• _Entries shown_:

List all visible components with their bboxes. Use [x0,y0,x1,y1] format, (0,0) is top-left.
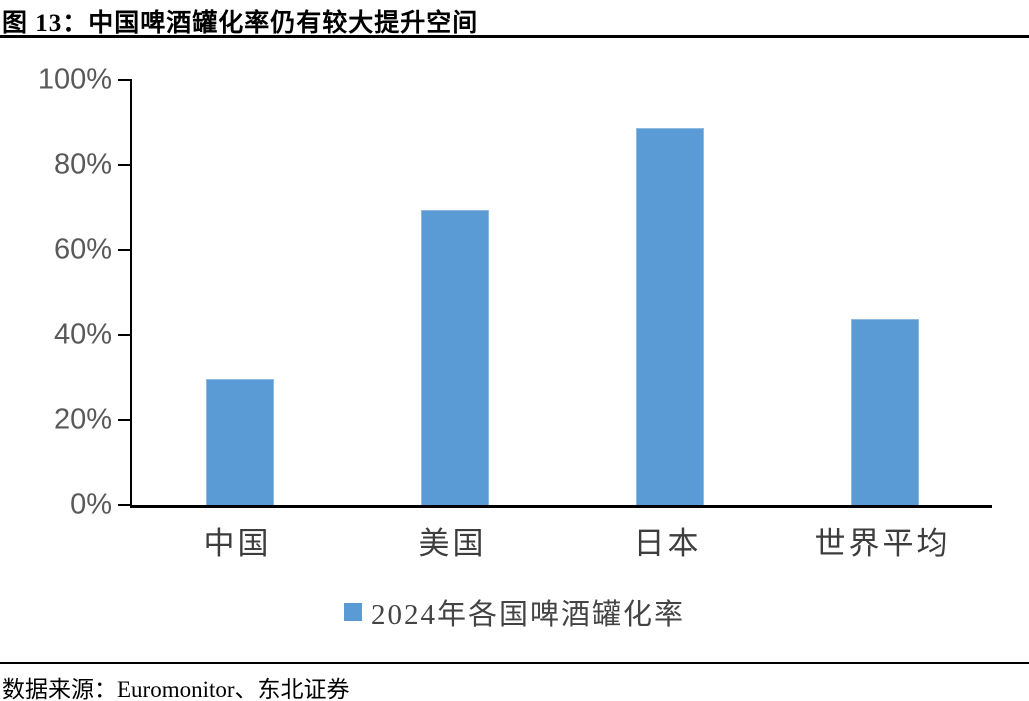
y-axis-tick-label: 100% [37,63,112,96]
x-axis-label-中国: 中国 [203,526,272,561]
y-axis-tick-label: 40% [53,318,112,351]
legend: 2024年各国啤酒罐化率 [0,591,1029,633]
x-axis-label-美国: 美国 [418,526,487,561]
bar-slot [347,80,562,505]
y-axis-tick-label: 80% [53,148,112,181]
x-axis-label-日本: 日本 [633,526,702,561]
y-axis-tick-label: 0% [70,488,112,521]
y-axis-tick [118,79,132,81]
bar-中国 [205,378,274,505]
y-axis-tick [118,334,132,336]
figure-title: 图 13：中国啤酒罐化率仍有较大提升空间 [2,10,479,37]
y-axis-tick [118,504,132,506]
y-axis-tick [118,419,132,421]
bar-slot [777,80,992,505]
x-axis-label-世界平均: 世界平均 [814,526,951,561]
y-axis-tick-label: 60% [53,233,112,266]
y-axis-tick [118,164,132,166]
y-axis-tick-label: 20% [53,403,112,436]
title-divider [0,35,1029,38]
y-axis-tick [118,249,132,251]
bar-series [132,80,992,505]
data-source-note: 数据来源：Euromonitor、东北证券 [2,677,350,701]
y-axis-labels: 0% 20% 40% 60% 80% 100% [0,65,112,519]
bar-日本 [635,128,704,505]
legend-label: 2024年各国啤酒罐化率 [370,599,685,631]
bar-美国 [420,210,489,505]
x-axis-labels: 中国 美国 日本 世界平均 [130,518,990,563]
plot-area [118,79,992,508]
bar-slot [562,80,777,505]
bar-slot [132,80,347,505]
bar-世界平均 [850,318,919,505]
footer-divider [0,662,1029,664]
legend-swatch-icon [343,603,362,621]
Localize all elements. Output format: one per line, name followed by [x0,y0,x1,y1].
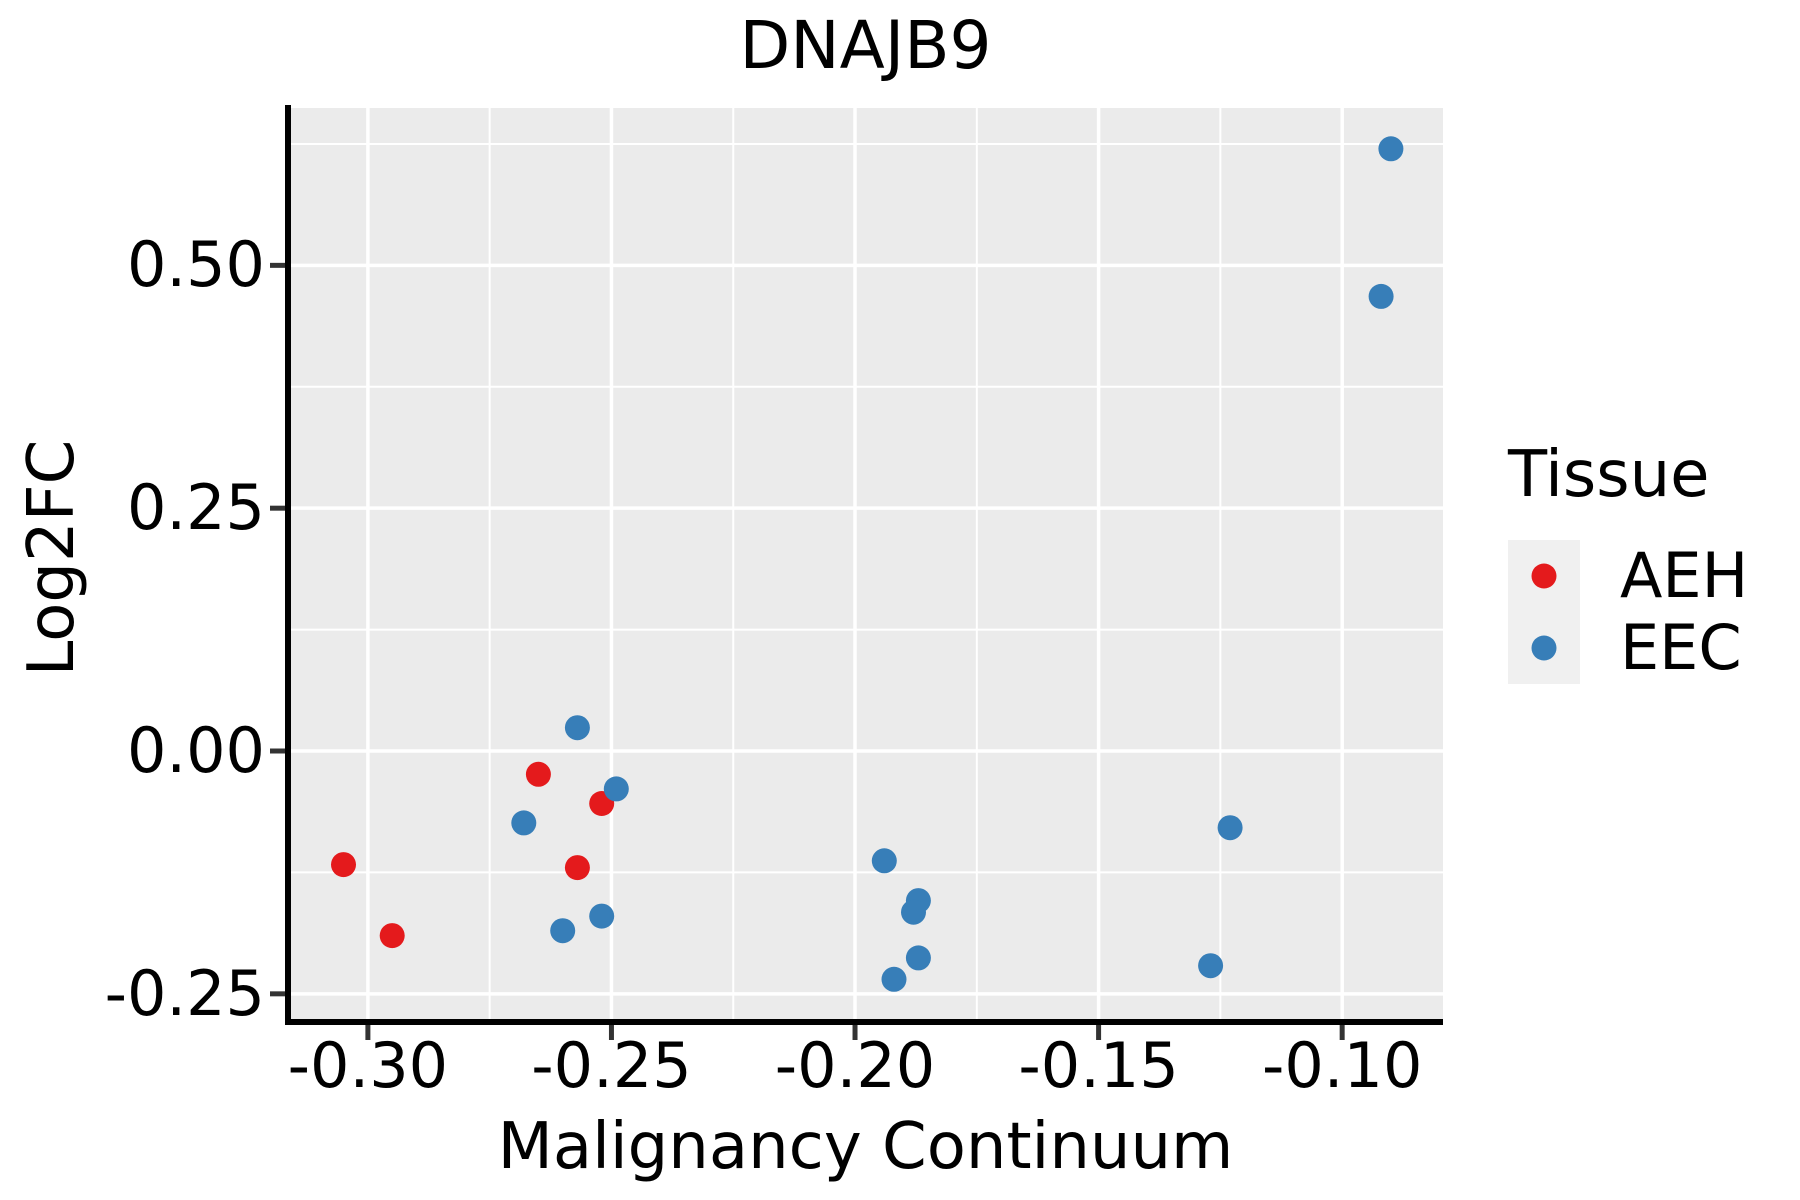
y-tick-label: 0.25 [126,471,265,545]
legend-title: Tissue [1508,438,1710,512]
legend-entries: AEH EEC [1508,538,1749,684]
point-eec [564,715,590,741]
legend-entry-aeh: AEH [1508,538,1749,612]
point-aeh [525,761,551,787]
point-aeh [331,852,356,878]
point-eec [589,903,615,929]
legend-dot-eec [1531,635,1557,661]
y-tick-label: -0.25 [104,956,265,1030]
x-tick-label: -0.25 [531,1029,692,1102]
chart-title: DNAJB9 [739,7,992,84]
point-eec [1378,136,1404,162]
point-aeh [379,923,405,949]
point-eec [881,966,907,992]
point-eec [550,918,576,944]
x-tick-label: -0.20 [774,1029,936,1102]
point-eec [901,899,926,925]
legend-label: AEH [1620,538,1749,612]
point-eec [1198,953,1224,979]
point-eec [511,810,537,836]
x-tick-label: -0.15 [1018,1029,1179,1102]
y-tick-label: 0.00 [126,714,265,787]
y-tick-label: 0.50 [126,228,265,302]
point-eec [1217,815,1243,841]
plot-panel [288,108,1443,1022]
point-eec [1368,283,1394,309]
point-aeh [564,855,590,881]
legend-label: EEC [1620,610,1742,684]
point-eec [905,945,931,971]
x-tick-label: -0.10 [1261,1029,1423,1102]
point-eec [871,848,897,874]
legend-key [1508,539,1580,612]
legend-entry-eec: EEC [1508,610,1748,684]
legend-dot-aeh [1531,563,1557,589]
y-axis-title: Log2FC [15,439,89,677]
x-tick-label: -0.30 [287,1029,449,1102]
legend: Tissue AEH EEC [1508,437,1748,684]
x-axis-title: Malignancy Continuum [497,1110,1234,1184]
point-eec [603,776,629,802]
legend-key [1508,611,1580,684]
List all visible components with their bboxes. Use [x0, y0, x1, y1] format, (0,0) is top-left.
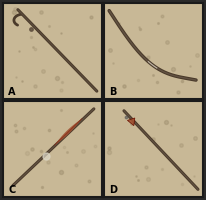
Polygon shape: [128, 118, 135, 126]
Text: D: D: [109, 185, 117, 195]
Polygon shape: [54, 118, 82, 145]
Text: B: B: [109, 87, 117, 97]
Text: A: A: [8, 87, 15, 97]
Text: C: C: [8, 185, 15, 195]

• _To do_: Copy out all of the data above line for line without changing anything, and leave out the pictures.

• _Solution_:
List all visible components with their bboxes. Use [x0,y0,x1,y1] format, (0,0) is top-left.
y-axis-tick-label: 100% [37,63,112,96]
x-axis-label-中国: 中国 [203,526,272,561]
y-axis-tick-label: 40% [53,318,112,351]
legend: 2024年各国啤酒罐化率 [0,591,1029,633]
x-axis-label-美国: 美国 [418,526,487,561]
bar-slot [347,80,562,505]
y-axis-tick-label: 80% [53,148,112,181]
x-axis-label-日本: 日本 [633,526,702,561]
y-axis-tick-label: 0% [70,488,112,521]
y-axis-tick [118,79,132,81]
bar-中国 [205,378,274,505]
y-axis-tick [118,334,132,336]
figure-title: 图 13：中国啤酒罐化率仍有较大提升空间 [2,10,479,37]
y-axis-tick [118,504,132,506]
y-axis-tick [118,419,132,421]
bar-slot [777,80,992,505]
x-axis-label-世界平均: 世界平均 [814,526,951,561]
y-axis-tick-label: 60% [53,233,112,266]
y-axis-tick [118,164,132,166]
y-axis-tick-label: 20% [53,403,112,436]
title-divider [0,35,1029,38]
y-axis-tick [118,249,132,251]
bar-series [132,80,992,505]
data-source-note: 数据来源：Euromonitor、东北证券 [2,677,350,701]
y-axis-labels: 0% 20% 40% 60% 80% 100% [0,65,112,519]
bar-日本 [635,128,704,505]
legend-label: 2024年各国啤酒罐化率 [370,599,685,631]
bar-美国 [420,210,489,505]
x-axis-labels: 中国 美国 日本 世界平均 [130,518,990,563]
plot-area [118,79,992,508]
bar-slot [562,80,777,505]
bar-slot [132,80,347,505]
bar-世界平均 [850,318,919,505]
footer-divider [0,662,1029,664]
legend-swatch-icon [343,603,362,621]
Localize all elements. Output format: one per line, name followed by [x0,y0,x1,y1].
y-tick-label: 0.25 [126,471,265,545]
legend-title: Tissue [1508,438,1710,512]
legend-entries: AEH EEC [1508,538,1749,684]
point-eec [564,715,590,741]
legend-entry-aeh: AEH [1508,538,1749,612]
point-aeh [525,761,551,787]
point-aeh [331,852,356,878]
point-eec [589,903,615,929]
legend-dot-eec [1531,635,1557,661]
y-tick-label: -0.25 [104,956,265,1030]
x-tick-label: -0.25 [531,1029,692,1102]
chart-title: DNAJB9 [739,7,992,84]
point-eec [1378,136,1404,162]
point-aeh [379,923,405,949]
point-eec [881,966,907,992]
point-eec [550,918,576,944]
x-tick-label: -0.20 [774,1029,936,1102]
point-eec [901,899,926,925]
legend-label: AEH [1620,538,1749,612]
point-eec [1198,953,1224,979]
point-eec [511,810,537,836]
x-tick-label: -0.15 [1018,1029,1179,1102]
y-tick-label: 0.00 [126,714,265,787]
y-tick-label: 0.50 [126,228,265,302]
point-eec [1217,815,1243,841]
plot-panel [288,108,1443,1022]
point-eec [1368,283,1394,309]
point-aeh [564,855,590,881]
legend-label: EEC [1620,610,1742,684]
point-eec [905,945,931,971]
x-tick-label: -0.10 [1261,1029,1423,1102]
point-eec [871,848,897,874]
legend-key [1508,539,1580,612]
legend-entry-eec: EEC [1508,610,1748,684]
legend-dot-aeh [1531,563,1557,589]
y-axis-title: Log2FC [15,439,89,677]
x-tick-label: -0.30 [287,1029,449,1102]
legend: Tissue AEH EEC [1508,437,1748,684]
x-axis-title: Malignancy Continuum [497,1110,1234,1184]
point-eec [603,776,629,802]
legend-key [1508,611,1580,684]
List all visible components with their bboxes. Use [x0, y0, x1, y1] format, (0,0) is top-left.
Polygon shape: [128, 118, 135, 126]
Text: D: D: [109, 185, 117, 195]
Polygon shape: [54, 118, 82, 145]
Text: B: B: [109, 87, 117, 97]
Text: A: A: [8, 87, 15, 97]
Text: C: C: [8, 185, 15, 195]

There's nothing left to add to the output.